**AIM OF THE EXERCISE**. From the listing below, count the lines where the string "recommended" occurs. Give the number, with no other words.

**Stored items**.
_ _ _ _ _ _ _

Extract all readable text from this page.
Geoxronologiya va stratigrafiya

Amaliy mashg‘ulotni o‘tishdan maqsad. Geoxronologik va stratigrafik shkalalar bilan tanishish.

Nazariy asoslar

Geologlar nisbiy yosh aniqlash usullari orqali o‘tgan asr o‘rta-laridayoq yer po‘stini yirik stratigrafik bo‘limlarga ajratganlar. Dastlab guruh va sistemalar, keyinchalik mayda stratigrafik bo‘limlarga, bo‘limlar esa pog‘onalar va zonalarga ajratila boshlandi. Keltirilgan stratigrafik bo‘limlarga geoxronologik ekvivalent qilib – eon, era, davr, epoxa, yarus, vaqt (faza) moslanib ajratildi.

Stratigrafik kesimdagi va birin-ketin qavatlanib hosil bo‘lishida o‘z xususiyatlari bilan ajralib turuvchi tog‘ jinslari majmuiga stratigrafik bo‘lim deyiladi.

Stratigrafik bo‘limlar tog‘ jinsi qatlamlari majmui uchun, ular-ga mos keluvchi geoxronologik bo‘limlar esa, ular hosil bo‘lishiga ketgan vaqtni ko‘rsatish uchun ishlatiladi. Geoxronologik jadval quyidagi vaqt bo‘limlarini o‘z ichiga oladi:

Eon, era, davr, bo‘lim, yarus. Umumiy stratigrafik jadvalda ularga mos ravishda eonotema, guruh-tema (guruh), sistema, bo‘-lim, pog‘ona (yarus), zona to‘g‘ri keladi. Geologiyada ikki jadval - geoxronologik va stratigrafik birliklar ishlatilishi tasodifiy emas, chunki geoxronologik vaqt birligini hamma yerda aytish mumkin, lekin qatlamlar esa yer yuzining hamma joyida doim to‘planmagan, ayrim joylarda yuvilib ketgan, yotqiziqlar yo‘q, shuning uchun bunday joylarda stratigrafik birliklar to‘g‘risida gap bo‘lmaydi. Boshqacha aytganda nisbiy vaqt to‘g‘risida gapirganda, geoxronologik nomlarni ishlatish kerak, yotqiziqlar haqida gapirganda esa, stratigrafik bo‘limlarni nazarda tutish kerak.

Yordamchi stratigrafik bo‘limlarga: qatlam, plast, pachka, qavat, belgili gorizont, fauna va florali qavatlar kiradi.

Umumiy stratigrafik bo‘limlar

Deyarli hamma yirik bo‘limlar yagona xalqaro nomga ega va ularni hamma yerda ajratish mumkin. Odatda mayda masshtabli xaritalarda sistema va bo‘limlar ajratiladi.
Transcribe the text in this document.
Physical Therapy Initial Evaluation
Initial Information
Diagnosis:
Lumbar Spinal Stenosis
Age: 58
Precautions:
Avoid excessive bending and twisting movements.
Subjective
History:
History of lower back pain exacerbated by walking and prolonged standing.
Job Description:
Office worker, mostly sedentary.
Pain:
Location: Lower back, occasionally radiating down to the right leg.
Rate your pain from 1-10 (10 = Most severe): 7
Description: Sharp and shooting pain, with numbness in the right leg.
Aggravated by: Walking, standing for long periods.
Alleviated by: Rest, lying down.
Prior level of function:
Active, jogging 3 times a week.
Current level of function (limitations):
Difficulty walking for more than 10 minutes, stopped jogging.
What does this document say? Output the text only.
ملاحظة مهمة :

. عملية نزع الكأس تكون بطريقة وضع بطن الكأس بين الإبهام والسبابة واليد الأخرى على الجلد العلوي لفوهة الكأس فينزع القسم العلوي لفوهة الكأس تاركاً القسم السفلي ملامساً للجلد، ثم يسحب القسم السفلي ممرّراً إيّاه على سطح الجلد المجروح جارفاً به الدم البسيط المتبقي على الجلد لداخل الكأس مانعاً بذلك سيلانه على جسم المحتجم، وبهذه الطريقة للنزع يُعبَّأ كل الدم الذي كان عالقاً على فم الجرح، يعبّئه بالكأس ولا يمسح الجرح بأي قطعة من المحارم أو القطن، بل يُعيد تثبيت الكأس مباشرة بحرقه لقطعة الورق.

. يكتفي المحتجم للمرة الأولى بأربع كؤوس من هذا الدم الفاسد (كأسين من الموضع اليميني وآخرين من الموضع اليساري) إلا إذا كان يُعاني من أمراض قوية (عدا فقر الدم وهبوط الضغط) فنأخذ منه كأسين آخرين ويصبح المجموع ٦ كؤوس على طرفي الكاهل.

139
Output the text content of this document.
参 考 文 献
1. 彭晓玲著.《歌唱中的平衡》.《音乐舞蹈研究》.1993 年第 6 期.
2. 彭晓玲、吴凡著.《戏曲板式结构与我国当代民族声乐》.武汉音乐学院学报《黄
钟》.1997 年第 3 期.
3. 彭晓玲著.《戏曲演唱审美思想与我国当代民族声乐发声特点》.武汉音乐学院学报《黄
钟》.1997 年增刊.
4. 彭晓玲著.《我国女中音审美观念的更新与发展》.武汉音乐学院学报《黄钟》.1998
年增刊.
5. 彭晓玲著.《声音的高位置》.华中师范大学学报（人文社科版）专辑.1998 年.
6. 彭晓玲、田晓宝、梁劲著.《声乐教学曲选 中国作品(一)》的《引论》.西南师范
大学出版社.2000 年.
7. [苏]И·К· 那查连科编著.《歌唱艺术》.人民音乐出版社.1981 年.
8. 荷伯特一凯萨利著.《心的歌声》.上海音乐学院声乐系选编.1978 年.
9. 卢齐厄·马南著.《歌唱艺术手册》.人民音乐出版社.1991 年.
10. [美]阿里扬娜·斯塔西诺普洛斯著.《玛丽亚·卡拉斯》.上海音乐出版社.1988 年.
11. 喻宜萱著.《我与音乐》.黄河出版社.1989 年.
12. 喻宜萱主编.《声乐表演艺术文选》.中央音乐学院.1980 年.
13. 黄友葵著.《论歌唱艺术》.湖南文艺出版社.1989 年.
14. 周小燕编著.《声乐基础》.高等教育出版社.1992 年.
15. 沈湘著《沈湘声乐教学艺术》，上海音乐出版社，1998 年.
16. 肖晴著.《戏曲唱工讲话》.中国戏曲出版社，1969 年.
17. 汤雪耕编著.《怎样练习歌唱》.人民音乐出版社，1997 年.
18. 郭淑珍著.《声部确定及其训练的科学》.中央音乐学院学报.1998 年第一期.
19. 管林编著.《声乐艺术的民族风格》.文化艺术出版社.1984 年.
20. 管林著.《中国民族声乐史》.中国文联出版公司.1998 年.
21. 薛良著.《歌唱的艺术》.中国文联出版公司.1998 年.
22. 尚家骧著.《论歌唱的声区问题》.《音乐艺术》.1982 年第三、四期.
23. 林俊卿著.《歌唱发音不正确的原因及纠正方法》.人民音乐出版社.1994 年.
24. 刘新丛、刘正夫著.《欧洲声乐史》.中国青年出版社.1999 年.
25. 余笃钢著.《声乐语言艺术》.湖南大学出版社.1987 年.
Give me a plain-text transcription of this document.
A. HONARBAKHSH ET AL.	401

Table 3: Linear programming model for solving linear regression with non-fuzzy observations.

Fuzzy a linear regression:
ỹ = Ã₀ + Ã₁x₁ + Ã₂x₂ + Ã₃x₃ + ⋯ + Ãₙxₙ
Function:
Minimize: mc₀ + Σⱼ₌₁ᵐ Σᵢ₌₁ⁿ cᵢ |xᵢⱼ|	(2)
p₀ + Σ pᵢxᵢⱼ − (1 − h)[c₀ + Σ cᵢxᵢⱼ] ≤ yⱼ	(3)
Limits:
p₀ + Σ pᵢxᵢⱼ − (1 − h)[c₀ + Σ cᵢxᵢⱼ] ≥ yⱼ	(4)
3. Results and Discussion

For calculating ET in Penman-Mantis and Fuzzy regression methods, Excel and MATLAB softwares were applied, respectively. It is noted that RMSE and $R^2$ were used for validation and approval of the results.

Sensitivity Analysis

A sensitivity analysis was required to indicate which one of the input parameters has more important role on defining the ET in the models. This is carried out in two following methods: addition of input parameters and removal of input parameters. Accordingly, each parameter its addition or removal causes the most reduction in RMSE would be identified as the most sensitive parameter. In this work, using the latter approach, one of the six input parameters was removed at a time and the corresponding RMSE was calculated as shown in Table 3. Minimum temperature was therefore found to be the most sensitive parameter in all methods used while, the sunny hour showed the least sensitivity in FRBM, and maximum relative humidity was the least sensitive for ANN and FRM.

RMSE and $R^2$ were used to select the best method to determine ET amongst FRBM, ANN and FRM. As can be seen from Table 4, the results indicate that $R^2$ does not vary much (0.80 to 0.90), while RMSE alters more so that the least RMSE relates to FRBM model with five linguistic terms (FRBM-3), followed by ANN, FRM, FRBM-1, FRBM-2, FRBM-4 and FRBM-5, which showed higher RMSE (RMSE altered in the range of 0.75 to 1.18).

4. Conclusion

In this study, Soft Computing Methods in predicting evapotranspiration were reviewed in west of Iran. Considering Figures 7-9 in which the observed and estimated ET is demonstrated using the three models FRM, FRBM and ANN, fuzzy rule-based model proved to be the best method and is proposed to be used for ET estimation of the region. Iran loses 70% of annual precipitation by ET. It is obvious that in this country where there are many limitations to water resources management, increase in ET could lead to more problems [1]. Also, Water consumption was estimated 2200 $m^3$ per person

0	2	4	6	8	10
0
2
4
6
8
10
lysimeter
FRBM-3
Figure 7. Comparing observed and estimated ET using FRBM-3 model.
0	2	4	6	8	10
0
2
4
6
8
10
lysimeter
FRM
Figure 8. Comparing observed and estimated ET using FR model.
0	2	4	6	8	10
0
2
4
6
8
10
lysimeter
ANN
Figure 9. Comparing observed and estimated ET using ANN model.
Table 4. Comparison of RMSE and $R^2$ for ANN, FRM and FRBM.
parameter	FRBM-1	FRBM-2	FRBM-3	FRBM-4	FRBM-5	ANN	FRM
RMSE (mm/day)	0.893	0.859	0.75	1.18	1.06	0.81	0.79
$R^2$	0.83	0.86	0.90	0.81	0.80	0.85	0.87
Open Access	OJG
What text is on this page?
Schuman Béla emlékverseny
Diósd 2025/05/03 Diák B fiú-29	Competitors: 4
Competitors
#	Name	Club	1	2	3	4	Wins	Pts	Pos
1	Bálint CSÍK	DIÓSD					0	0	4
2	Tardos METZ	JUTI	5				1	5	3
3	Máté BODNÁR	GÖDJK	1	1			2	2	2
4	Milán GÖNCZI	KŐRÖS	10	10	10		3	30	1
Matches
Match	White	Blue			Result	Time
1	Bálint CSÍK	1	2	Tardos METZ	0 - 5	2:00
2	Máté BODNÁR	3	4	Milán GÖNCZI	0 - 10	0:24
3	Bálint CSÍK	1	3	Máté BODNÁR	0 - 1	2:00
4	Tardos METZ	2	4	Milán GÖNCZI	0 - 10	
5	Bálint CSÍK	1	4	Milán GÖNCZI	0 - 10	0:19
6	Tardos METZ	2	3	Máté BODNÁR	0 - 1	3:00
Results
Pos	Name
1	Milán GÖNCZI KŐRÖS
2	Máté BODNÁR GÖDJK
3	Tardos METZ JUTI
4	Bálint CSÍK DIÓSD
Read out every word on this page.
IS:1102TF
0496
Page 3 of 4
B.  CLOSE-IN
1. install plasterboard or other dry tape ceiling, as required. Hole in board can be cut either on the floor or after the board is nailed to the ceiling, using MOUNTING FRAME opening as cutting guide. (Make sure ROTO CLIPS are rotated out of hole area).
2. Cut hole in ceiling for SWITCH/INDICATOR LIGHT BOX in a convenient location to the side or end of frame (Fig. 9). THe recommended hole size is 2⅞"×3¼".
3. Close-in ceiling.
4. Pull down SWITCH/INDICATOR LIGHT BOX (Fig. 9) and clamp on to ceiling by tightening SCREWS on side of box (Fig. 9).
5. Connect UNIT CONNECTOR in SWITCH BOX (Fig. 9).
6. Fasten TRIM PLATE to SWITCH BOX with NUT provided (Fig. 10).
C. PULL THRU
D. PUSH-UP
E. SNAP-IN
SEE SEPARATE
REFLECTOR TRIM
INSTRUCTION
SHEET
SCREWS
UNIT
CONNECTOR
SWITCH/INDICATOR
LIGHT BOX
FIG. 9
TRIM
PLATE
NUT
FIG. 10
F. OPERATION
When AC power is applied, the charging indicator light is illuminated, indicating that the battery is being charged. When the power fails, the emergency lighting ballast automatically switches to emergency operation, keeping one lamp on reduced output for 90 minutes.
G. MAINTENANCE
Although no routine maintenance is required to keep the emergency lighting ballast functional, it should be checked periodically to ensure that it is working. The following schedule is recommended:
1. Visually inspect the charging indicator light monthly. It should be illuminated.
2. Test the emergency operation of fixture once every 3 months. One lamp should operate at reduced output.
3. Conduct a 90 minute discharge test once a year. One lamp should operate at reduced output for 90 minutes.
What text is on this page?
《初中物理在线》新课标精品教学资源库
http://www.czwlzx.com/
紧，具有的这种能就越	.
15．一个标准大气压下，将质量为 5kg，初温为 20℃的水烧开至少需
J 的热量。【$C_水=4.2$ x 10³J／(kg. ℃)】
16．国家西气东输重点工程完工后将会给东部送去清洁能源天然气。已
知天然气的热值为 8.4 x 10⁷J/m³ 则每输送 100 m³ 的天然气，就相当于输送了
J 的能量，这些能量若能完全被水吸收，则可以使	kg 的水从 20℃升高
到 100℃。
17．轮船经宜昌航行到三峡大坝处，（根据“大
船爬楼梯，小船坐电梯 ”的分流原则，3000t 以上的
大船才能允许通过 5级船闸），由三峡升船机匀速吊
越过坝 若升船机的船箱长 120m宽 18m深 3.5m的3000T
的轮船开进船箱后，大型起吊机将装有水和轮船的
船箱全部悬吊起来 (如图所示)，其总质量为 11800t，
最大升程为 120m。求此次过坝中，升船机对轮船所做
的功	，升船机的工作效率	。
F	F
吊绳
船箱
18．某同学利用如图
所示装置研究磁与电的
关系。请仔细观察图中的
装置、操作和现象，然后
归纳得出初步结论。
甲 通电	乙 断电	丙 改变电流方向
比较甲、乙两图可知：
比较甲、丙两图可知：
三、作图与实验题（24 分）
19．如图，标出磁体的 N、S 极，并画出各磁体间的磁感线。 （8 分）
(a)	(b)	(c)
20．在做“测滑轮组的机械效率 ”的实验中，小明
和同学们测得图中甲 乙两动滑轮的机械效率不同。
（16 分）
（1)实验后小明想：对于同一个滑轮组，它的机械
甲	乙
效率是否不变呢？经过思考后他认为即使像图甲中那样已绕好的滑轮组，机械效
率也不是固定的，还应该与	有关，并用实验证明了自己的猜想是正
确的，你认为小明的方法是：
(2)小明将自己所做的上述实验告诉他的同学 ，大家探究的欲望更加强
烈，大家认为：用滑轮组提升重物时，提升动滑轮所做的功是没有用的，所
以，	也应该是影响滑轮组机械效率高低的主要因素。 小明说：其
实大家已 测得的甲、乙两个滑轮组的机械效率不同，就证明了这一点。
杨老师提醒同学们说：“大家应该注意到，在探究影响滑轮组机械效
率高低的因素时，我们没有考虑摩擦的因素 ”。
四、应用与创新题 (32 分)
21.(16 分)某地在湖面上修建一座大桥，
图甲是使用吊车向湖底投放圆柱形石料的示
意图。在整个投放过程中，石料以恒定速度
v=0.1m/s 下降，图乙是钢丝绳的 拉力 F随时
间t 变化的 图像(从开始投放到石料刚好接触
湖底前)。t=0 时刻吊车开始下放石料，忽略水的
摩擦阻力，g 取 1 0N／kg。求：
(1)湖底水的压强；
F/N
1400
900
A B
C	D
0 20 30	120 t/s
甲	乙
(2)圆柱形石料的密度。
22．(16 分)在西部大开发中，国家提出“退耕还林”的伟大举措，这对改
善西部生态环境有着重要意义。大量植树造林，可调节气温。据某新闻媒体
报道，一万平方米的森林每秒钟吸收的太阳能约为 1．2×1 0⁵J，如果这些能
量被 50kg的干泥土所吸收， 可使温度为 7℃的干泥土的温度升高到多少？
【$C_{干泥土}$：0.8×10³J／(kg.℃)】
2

_ _ _ _ _ _ _

**CORRECT RESPONSE**. 2